* BEGIN Data for the task *
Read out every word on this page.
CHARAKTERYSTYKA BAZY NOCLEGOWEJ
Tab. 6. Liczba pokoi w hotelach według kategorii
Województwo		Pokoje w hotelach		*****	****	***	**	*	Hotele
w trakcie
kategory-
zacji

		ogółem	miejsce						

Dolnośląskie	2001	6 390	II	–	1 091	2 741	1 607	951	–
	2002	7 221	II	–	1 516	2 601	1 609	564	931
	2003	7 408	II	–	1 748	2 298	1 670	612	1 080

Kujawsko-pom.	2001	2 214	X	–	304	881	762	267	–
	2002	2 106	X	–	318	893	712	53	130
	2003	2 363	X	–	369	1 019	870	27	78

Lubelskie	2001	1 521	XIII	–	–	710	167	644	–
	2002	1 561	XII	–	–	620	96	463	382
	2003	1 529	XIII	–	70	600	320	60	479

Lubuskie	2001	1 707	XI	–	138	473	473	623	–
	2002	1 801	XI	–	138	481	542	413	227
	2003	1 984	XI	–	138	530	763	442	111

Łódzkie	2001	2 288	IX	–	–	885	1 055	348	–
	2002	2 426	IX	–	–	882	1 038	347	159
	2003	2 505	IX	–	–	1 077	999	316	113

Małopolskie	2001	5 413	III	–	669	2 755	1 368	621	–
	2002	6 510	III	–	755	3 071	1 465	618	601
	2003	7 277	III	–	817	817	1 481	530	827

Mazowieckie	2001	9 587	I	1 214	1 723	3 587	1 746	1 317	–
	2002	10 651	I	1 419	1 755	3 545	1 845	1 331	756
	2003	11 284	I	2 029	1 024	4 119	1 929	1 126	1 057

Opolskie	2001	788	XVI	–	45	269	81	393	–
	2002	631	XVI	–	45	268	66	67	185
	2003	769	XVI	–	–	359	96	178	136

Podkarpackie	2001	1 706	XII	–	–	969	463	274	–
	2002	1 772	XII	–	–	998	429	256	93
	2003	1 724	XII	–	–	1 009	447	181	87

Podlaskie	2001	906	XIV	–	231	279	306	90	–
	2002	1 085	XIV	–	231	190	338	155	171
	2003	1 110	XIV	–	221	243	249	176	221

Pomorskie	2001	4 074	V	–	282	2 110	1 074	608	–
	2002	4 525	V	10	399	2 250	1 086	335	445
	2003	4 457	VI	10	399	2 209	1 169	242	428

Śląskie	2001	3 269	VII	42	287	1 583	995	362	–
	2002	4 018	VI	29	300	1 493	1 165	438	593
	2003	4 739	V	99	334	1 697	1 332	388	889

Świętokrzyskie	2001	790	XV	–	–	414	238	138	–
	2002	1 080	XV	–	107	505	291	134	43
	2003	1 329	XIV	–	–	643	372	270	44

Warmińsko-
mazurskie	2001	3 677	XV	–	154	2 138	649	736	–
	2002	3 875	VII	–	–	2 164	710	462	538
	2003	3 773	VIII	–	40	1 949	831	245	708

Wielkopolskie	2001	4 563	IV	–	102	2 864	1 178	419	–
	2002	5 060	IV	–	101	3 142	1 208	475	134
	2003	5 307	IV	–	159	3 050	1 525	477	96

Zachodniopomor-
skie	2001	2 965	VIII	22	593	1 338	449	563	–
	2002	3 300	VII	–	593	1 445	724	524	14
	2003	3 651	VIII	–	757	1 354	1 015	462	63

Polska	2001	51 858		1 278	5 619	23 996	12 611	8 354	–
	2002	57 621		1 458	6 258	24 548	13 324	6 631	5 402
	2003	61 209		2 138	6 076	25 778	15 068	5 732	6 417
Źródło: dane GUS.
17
* END Data for the task *
* **Written problem**:
Transcribe the data. Leave every line exactly as it is.

* **Complete output**:
Read out every word on this page.
CHARAKTERYSTYKA BAZY NOCLEGOWEJ
Tab. 6. Liczba pokoi w hotelach według kategorii
Województwo		Pokoje w hotelach		*****	****	***	**	*	Hotele
w trakcie
kategory-
zacji

		ogółem	miejsce						

Dolnośląskie	2001	6 390	II	–	1 091	2 741	1 607	951	–
	2002	7 221	II	–	1 516	2 601	1 609	564	931
	2003	7 408	II	–	1 748	2 298	1 670	612	1 080

Kujawsko-pom.	2001	2 214	X	–	304	881	762	267	–
	2002	2 106	X	–	318	893	712	53	130
	2003	2 363	X	–	369	1 019	870	27	78

Lubelskie	2001	1 521	XIII	–	–	710	167	644	–
	2002	1 561	XII	–	–	620	96	463	382
	2003	1 529	XIII	–	70	600	320	60	479

Lubuskie	2001	1 707	XI	–	138	473	473	623	–
	2002	1 801	XI	–	138	481	542	413	227
	2003	1 984	XI	–	138	530	763	442	111

Łódzkie	2001	2 288	IX	–	–	885	1 055	348	–
	2002	2 426	IX	–	–	882	1 038	347	159
	2003	2 505	IX	–	–	1 077	999	316	113

Małopolskie	2001	5 413	III	–	669	2 755	1 368	621	–
	2002	6 510	III	–	755	3 071	1 465	618	601
	2003	7 277	III	–	817	817	1 481	530	827

Mazowieckie	2001	9 587	I	1 214	1 723	3 587	1 746	1 317	–
	2002	10 651	I	1 419	1 755	3 545	1 845	1 331	756
	2003	11 284	I	2 029	1 024	4 119	1 929	1 126	1 057

Opolskie	2001	788	XVI	–	45	269	81	393	–
	2002	631	XVI	–	45	268	66	67	185
	2003	769	XVI	–	–	359	96	178	136

Podkarpackie	2001	1 706	XII	–	–	969	463	274	–
	2002	1 772	XII	–	–	998	429	256	93
	2003	1 724	XII	–	–	1 009	447	181	87

Podlaskie	2001	906	XIV	–	231	279	306	90	–
	2002	1 085	XIV	–	231	190	338	155	171
	2003	1 110	XIV	–	221	243	249	176	221

Pomorskie	2001	4 074	V	–	282	2 110	1 074	608	–
	2002	4 525	V	10	399	2 250	1 086	335	445
	2003	4 457	VI	10	399	2 209	1 169	242	428

Śląskie	2001	3 269	VII	42	287	1 583	995	362	–
	2002	4 018	VI	29	300	1 493	1 165	438	593
	2003	4 739	V	99	334	1 697	1 332	388	889

Świętokrzyskie	2001	790	XV	–	–	414	238	138	–
	2002	1 080	XV	–	107	505	291	134	43
	2003	1 329	XIV	–	–	643	372	270	44

Warmińsko-
mazurskie	2001	3 677	XV	–	154	2 138	649	736	–
	2002	3 875	VII	–	–	2 164	710	462	538
	2003	3 773	VIII	–	40	1 949	831	245	708

Wielkopolskie	2001	4 563	IV	–	102	2 864	1 178	419	–
	2002	5 060	IV	–	101	3 142	1 208	475	134
	2003	5 307	IV	–	159	3 050	1 525	477	96

Zachodniopomor-
skie	2001	2 965	VIII	22	593	1 338	449	563	–
	2002	3 300	VII	–	593	1 445	724	524	14
	2003	3 651	VIII	–	757	1 354	1 015	462	63

Polska	2001	51 858		1 278	5 619	23 996	12 611	8 354	–
	2002	57 621		1 458	6 258	24 548	13 324	6 631	5 402
	2003	61 209		2 138	6 076	25 778	15 068	5 732	6 417
Źródło: dane GUS.
17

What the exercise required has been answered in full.